## SHORT EXERCISE
Locate "Enumerate this screenshot's" in the listing. Transcribe the line that contains it and every line that follows, through the last, omitting all pictures.

## THE DATA
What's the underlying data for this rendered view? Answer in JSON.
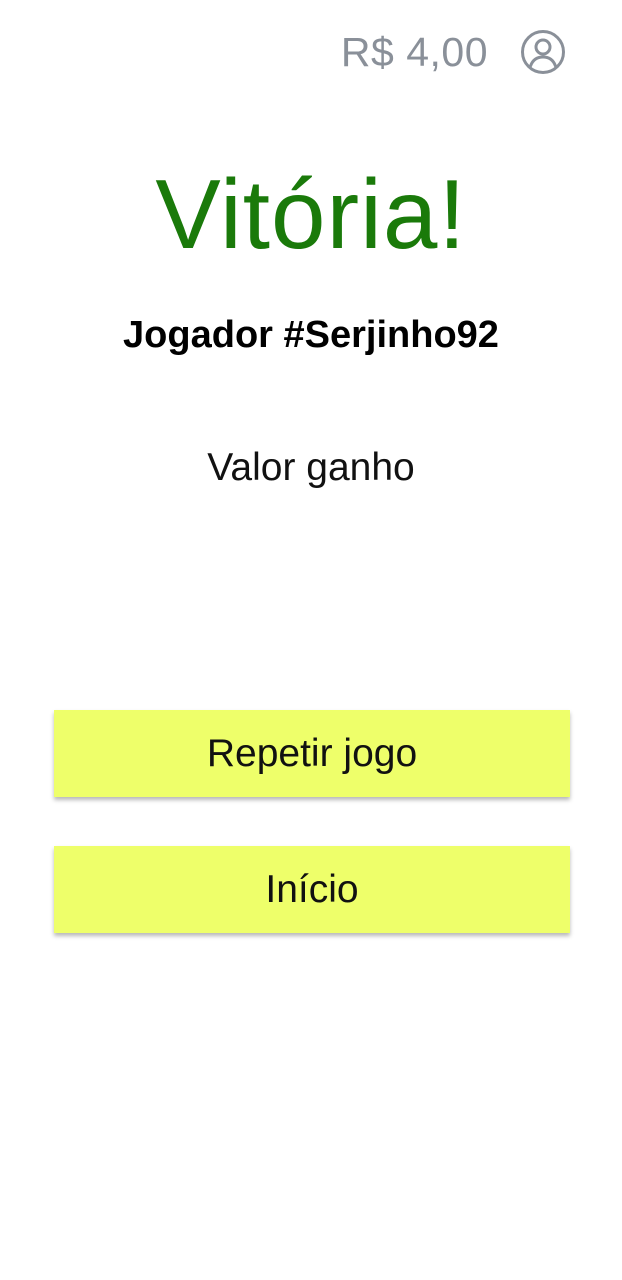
{
  "header": {
    "balance": "R$ 4,00",
    "profile_icon": "user-circle-icon"
  },
  "result": {
    "title": "Vitória!",
    "player": "Jogador #Serjinho92",
    "value_label": "Valor ganho"
  },
  "actions": {
    "repeat_label": "Repetir jogo",
    "home_label": "Início"
  },
  "colors": {
    "title": "#1a7a0a",
    "button_bg": "#eeff6a",
    "header_text": "#8a9099"
  }
}
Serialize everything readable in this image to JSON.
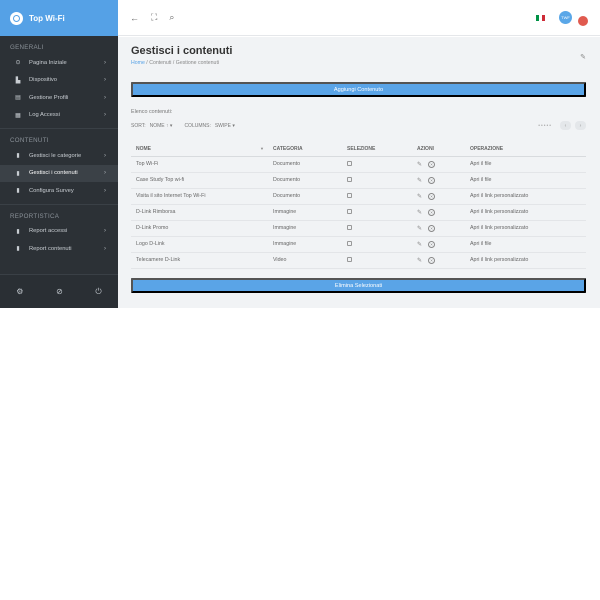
{
  "app": {
    "title": "Top Wi-Fi"
  },
  "sidebar": {
    "sections": [
      {
        "title": "GENERALI",
        "items": [
          {
            "label": "Pagina Iniziale",
            "icon": "home-icon"
          },
          {
            "label": "Dispositivo",
            "icon": "device-icon"
          },
          {
            "label": "Gestione Profili",
            "icon": "profile-icon"
          },
          {
            "label": "Log Accessi",
            "icon": "log-icon"
          }
        ]
      },
      {
        "title": "CONTENUTI",
        "items": [
          {
            "label": "Gestisci le categorie",
            "icon": "bookmark-icon"
          },
          {
            "label": "Gestisci i contenuti",
            "icon": "bookmark-icon",
            "active": true
          },
          {
            "label": "Configura Survey",
            "icon": "bookmark-icon"
          }
        ]
      },
      {
        "title": "REPORTISTICA",
        "items": [
          {
            "label": "Report accessi",
            "icon": "bookmark-icon"
          },
          {
            "label": "Report contenuti",
            "icon": "bookmark-icon"
          }
        ]
      }
    ],
    "chevron": "›"
  },
  "topbar": {
    "avatar_text": "TWF",
    "flag_colors": [
      "#009246",
      "#ffffff",
      "#ce2b37"
    ]
  },
  "page": {
    "title": "Gestisci i contenuti",
    "breadcrumb": {
      "home": "Home",
      "sep": "/",
      "parts": [
        "Contenuti",
        "Gestione contenuti"
      ]
    },
    "add_button": "Aggiungi Contenuto",
    "delete_button": "Elimina Selezionati",
    "list_label": "Elenco contenuti:",
    "sort_label": "SORT:",
    "sort_value": "NOME ↑",
    "columns_label": "COLUMNS:",
    "columns_value": "SWIPE"
  },
  "table": {
    "headers": [
      "NOME",
      "CATEGORIA",
      "SELEZIONE",
      "AZIONI",
      "OPERAZIONE"
    ],
    "rows": [
      {
        "nome": "Top Wi-Fi",
        "categoria": "Documento",
        "operazione": "Apri il file"
      },
      {
        "nome": "Case Study Top wi-fi",
        "categoria": "Documento",
        "operazione": "Apri il file"
      },
      {
        "nome": "Visita il sito Internet Top Wi-Fi",
        "categoria": "Documento",
        "operazione": "Apri il link personalizzato"
      },
      {
        "nome": "D-Link Rimborsa",
        "categoria": "Immagine",
        "operazione": "Apri il link personalizzato"
      },
      {
        "nome": "D-Link Promo",
        "categoria": "Immagine",
        "operazione": "Apri il link personalizzato"
      },
      {
        "nome": "Logo D-Link",
        "categoria": "Immagine",
        "operazione": "Apri il file"
      },
      {
        "nome": "Telecamere D-Link",
        "categoria": "Video",
        "operazione": "Apri il link personalizzato"
      }
    ]
  }
}
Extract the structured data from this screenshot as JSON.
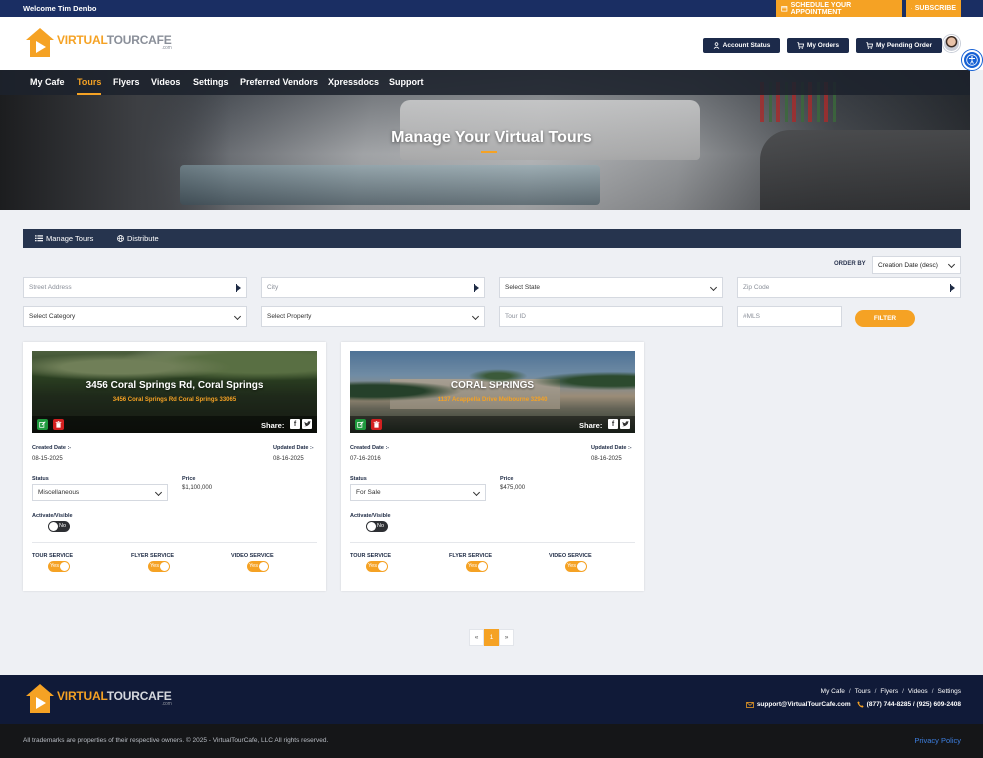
{
  "topbar": {
    "welcome": "Welcome Tim Denbo",
    "schedule_label": "SCHEDULE YOUR APPOINTMENT",
    "subscribe_label": "SUBSCRIBE"
  },
  "brand": {
    "name_part1": "VIRTUAL",
    "name_part2": "TOURCAFE",
    "suffix": ".com",
    "accent": "#f5a224",
    "navy": "#1c2a4a"
  },
  "header": {
    "account_status": "Account Status",
    "my_orders": "My Orders",
    "pending_order": "My Pending Order"
  },
  "nav": {
    "items": [
      "My Cafe",
      "Tours",
      "Flyers",
      "Videos",
      "Settings",
      "Preferred Vendors",
      "Xpressdocs",
      "Support"
    ],
    "active": "Tours"
  },
  "hero": {
    "title": "Manage Your Virtual Tours"
  },
  "tabs": {
    "manage": "Manage Tours",
    "distribute": "Distribute"
  },
  "filters": {
    "order_by_label": "ORDER BY",
    "order_by_value": "Creation Date (desc)",
    "street_placeholder": "Street Address",
    "city_placeholder": "City",
    "state_placeholder": "Select State",
    "zip_placeholder": "Zip Code",
    "category_placeholder": "Select Category",
    "property_placeholder": "Select Property",
    "tour_id_placeholder": "Tour ID",
    "mls_placeholder": "#MLS",
    "filter_button": "FILTER"
  },
  "card_labels": {
    "created": "Created Date :-",
    "updated": "Updated Date :-",
    "status": "Status",
    "price": "Price",
    "activate": "Activate/Visible",
    "no": "No",
    "yes": "Yes",
    "share": "Share:",
    "tour_service": "TOUR SERVICE",
    "flyer_service": "FLYER SERVICE",
    "video_service": "VIDEO SERVICE"
  },
  "tours": [
    {
      "title": "3456 Coral Springs Rd, Coral Springs",
      "address": "3456 Coral Springs Rd Coral Springs 33065",
      "created": "08-15-2025",
      "updated": "08-16-2025",
      "status": "Miscellaneous",
      "price": "$1,100,000"
    },
    {
      "title": "CORAL SPRINGS",
      "address": "1137 Acappella Drive Melbourne 32940",
      "created": "07-16-2016",
      "updated": "08-16-2025",
      "status": "For Sale",
      "price": "$475,000"
    }
  ],
  "pagination": {
    "prev": "«",
    "current": "1",
    "next": "»"
  },
  "footer": {
    "links": [
      "My Cafe",
      "Tours",
      "Flyers",
      "Videos",
      "Settings"
    ],
    "email": "support@VirtualTourCafe.com",
    "phone": "(877) 744-8285 / (925) 609-2408",
    "copyright": "All trademarks are properties of their respective owners. © 2025 - VirtualTourCafe, LLC All rights reserved.",
    "privacy": "Privacy Policy"
  }
}
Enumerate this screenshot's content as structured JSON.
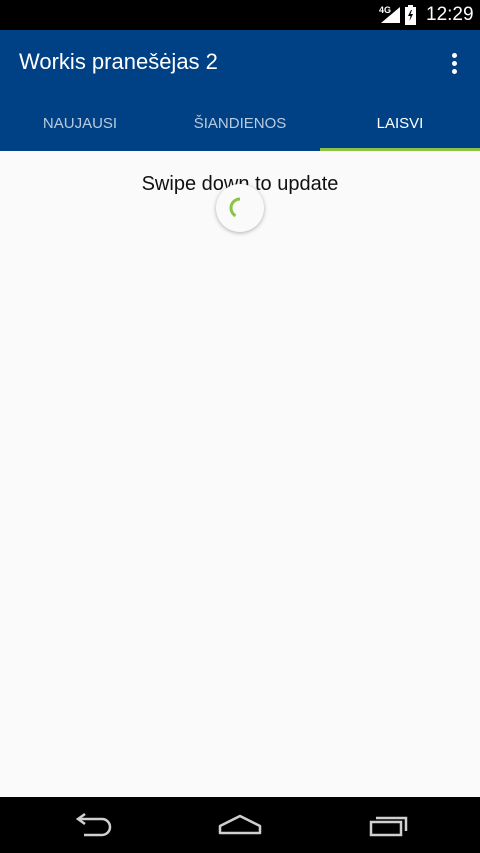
{
  "status_bar": {
    "network": "4G",
    "time": "12:29",
    "icons": [
      "signal-icon",
      "battery-charging-icon"
    ]
  },
  "app_bar": {
    "title": "Workis pranešėjas 2",
    "overflow_icon": "more-vert-icon"
  },
  "tabs": [
    {
      "label": "NAUJAUSI",
      "active": false
    },
    {
      "label": "ŠIANDIENOS",
      "active": false
    },
    {
      "label": "LAISVI",
      "active": true
    }
  ],
  "content": {
    "pull_hint": "Swipe down to update",
    "spinner_icon": "refresh-spinner-icon"
  },
  "nav_bar": {
    "icons": [
      "back-icon",
      "home-icon",
      "recents-icon"
    ]
  },
  "colors": {
    "primary": "#004185",
    "accent": "#8bc34a",
    "background": "#fafafa"
  }
}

## EXPECTED ANSWER
Enumerate this screenshot's content as structured JSON.
{
  "status_bar": {
    "network": "4G",
    "time": "12:29",
    "icons": [
      "signal-icon",
      "battery-charging-icon"
    ]
  },
  "app_bar": {
    "title": "Workis pranešėjas 2",
    "overflow_icon": "more-vert-icon"
  },
  "tabs": [
    {
      "label": "NAUJAUSI",
      "active": false
    },
    {
      "label": "ŠIANDIENOS",
      "active": false
    },
    {
      "label": "LAISVI",
      "active": true
    }
  ],
  "content": {
    "pull_hint": "Swipe down to update",
    "spinner_icon": "refresh-spinner-icon"
  },
  "nav_bar": {
    "icons": [
      "back-icon",
      "home-icon",
      "recents-icon"
    ]
  },
  "colors": {
    "primary": "#004185",
    "accent": "#8bc34a",
    "background": "#fafafa"
  }
}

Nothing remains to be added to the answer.